#### [INSTRUCTIONS FOR THE TASK]
From the entries that follow, pick out all lines holding "Monday".

--- Start of INFORMATION PROVIDED ---

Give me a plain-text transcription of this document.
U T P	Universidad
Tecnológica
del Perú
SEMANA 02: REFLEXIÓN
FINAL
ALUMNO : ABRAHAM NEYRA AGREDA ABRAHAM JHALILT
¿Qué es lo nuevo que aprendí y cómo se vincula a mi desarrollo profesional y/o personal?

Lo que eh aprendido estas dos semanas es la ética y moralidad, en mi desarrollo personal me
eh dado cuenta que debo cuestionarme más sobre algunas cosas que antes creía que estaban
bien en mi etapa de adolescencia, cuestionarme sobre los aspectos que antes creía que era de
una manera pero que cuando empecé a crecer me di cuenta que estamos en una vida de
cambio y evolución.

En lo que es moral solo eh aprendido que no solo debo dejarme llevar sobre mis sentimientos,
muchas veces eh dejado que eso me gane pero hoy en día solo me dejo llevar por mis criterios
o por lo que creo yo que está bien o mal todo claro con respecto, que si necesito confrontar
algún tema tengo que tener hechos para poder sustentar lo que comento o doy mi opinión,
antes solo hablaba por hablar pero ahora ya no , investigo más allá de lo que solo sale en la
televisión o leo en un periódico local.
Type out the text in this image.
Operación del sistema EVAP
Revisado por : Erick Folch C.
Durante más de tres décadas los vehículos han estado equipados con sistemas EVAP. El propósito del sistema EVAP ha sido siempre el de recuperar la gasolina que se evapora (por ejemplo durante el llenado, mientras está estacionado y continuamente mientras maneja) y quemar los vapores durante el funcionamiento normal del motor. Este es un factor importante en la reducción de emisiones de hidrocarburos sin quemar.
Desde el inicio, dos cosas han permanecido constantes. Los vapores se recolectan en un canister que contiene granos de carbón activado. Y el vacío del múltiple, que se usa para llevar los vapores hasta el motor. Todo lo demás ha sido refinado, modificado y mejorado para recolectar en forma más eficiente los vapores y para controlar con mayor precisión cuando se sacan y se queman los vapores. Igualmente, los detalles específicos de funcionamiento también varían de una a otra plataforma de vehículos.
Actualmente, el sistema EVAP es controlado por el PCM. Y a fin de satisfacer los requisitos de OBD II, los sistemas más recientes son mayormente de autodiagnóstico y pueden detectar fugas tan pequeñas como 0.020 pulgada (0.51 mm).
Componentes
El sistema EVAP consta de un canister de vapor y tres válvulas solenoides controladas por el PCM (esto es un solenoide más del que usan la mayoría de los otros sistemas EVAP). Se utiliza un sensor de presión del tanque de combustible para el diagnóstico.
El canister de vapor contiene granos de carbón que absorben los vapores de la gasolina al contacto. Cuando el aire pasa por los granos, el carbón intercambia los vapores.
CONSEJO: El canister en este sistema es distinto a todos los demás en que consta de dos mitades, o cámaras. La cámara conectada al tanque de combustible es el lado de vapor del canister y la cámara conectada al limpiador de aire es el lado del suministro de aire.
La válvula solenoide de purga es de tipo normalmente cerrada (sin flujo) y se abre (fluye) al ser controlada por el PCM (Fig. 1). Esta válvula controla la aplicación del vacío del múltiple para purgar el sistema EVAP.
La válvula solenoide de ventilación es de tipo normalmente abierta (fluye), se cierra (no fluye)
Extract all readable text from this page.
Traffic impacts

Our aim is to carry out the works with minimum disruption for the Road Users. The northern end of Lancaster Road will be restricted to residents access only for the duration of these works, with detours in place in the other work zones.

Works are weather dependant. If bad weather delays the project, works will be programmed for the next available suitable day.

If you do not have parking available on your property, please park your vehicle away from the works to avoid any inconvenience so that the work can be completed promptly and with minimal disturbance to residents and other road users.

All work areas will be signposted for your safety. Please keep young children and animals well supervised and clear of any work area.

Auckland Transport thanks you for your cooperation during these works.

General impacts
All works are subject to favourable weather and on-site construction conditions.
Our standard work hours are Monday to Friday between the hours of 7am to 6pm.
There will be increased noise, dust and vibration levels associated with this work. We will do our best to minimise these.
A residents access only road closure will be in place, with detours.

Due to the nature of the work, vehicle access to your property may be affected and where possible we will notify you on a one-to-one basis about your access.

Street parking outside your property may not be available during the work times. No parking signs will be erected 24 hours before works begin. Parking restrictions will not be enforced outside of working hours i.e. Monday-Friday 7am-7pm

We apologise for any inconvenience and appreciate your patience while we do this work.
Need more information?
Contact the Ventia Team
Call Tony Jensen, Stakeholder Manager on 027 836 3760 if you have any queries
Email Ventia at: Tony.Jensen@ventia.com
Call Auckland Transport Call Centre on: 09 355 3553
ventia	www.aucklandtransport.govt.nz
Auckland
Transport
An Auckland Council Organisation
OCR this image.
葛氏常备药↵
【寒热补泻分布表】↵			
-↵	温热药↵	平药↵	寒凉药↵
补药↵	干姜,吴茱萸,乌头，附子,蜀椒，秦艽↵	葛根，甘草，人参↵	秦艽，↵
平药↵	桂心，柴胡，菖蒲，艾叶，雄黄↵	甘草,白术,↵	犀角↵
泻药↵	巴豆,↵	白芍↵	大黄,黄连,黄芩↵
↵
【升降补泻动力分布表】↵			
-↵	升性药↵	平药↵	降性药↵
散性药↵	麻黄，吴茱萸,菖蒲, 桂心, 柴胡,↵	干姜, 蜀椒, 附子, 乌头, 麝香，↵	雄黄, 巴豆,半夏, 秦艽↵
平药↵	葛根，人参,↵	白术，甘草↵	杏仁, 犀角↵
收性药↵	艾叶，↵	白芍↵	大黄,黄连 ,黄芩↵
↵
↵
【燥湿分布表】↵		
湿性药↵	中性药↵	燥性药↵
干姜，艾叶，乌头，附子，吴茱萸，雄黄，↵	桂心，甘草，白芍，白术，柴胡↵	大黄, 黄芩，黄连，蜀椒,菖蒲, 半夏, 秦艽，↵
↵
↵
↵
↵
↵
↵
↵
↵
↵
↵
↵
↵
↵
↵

--- End of INFORMATION PROVIDED ---

#### [RESPONSE BELOW]
Our standard work hours are Monday to Friday between the hours of 7am to 6pm.
Street parking outside your property may not be available during the work times. No parking signs will be erected 24 hours before works begin. Parking restrictions will not be enforced outside of working hours i.e. Monday-Friday 7am-7pm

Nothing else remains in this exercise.